# THE TASK
Every line of the material that follows must be printed again exactly.

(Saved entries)
+++
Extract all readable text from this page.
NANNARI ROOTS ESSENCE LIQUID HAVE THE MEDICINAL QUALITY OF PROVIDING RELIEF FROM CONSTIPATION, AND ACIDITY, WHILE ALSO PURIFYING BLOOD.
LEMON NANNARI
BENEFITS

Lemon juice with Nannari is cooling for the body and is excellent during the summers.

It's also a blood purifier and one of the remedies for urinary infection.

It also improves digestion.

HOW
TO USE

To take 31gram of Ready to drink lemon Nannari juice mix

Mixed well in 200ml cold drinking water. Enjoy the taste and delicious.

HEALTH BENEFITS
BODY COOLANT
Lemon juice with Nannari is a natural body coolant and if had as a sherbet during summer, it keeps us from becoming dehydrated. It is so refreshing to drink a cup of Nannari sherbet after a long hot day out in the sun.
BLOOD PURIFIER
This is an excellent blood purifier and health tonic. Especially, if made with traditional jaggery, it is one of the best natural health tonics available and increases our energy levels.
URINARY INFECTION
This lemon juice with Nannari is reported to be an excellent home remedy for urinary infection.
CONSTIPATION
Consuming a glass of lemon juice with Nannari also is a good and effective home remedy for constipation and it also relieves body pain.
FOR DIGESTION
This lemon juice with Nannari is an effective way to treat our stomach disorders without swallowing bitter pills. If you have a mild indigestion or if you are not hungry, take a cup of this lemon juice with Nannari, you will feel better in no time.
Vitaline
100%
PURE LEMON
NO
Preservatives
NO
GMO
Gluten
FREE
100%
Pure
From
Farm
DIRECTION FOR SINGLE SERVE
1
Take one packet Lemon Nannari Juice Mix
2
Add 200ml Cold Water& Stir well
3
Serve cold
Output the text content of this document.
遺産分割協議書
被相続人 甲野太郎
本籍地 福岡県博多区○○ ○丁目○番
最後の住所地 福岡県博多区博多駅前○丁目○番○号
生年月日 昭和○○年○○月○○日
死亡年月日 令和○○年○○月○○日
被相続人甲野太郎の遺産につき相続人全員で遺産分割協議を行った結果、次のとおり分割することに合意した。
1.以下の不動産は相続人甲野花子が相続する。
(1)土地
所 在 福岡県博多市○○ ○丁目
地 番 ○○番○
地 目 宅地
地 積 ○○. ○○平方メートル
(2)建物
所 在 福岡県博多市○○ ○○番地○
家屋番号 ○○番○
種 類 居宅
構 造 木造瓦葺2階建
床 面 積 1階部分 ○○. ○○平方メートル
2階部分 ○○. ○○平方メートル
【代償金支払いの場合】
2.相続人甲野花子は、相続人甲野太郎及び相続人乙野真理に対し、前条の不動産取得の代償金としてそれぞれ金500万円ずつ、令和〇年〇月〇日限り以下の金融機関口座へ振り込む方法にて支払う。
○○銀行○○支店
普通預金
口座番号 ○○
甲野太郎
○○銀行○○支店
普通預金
+++
# THE SOLUTION
Extract all readable text from this page.
NANNARI ROOTS ESSENCE LIQUID HAVE THE MEDICINAL QUALITY OF PROVIDING RELIEF FROM CONSTIPATION, AND ACIDITY, WHILE ALSO PURIFYING BLOOD.
LEMON NANNARI
BENEFITS

Lemon juice with Nannari is cooling for the body and is excellent during the summers.

It's also a blood purifier and one of the remedies for urinary infection.

It also improves digestion.

HOW
TO USE

To take 31gram of Ready to drink lemon Nannari juice mix

Mixed well in 200ml cold drinking water. Enjoy the taste and delicious.

HEALTH BENEFITS
BODY COOLANT
Lemon juice with Nannari is a natural body coolant and if had as a sherbet during summer, it keeps us from becoming dehydrated. It is so refreshing to drink a cup of Nannari sherbet after a long hot day out in the sun.
BLOOD PURIFIER
This is an excellent blood purifier and health tonic. Especially, if made with traditional jaggery, it is one of the best natural health tonics available and increases our energy levels.
URINARY INFECTION
This lemon juice with Nannari is reported to be an excellent home remedy for urinary infection.
CONSTIPATION
Consuming a glass of lemon juice with Nannari also is a good and effective home remedy for constipation and it also relieves body pain.
FOR DIGESTION
This lemon juice with Nannari is an effective way to treat our stomach disorders without swallowing bitter pills. If you have a mild indigestion or if you are not hungry, take a cup of this lemon juice with Nannari, you will feel better in no time.
Vitaline
100%
PURE LEMON
NO
Preservatives
NO
GMO
Gluten
FREE
100%
Pure
From
Farm
DIRECTION FOR SINGLE SERVE
1
Take one packet Lemon Nannari Juice Mix
2
Add 200ml Cold Water& Stir well
3
Serve cold
Output the text content of this document.
遺産分割協議書
被相続人 甲野太郎
本籍地 福岡県博多区○○ ○丁目○番
最後の住所地 福岡県博多区博多駅前○丁目○番○号
生年月日 昭和○○年○○月○○日
死亡年月日 令和○○年○○月○○日
被相続人甲野太郎の遺産につき相続人全員で遺産分割協議を行った結果、次のとおり分割することに合意した。
1.以下の不動産は相続人甲野花子が相続する。
(1)土地
所 在 福岡県博多市○○ ○丁目
地 番 ○○番○
地 目 宅地
地 積 ○○. ○○平方メートル
(2)建物
所 在 福岡県博多市○○ ○○番地○
家屋番号 ○○番○
種 類 居宅
構 造 木造瓦葺2階建
床 面 積 1階部分 ○○. ○○平方メートル
2階部分 ○○. ○○平方メートル
【代償金支払いの場合】
2.相続人甲野花子は、相続人甲野太郎及び相続人乙野真理に対し、前条の不動産取得の代償金としてそれぞれ金500万円ずつ、令和〇年〇月〇日限り以下の金融機関口座へ振り込む方法にて支払う。
○○銀行○○支店
普通預金
口座番号 ○○
甲野太郎
○○銀行○○支店
普通預金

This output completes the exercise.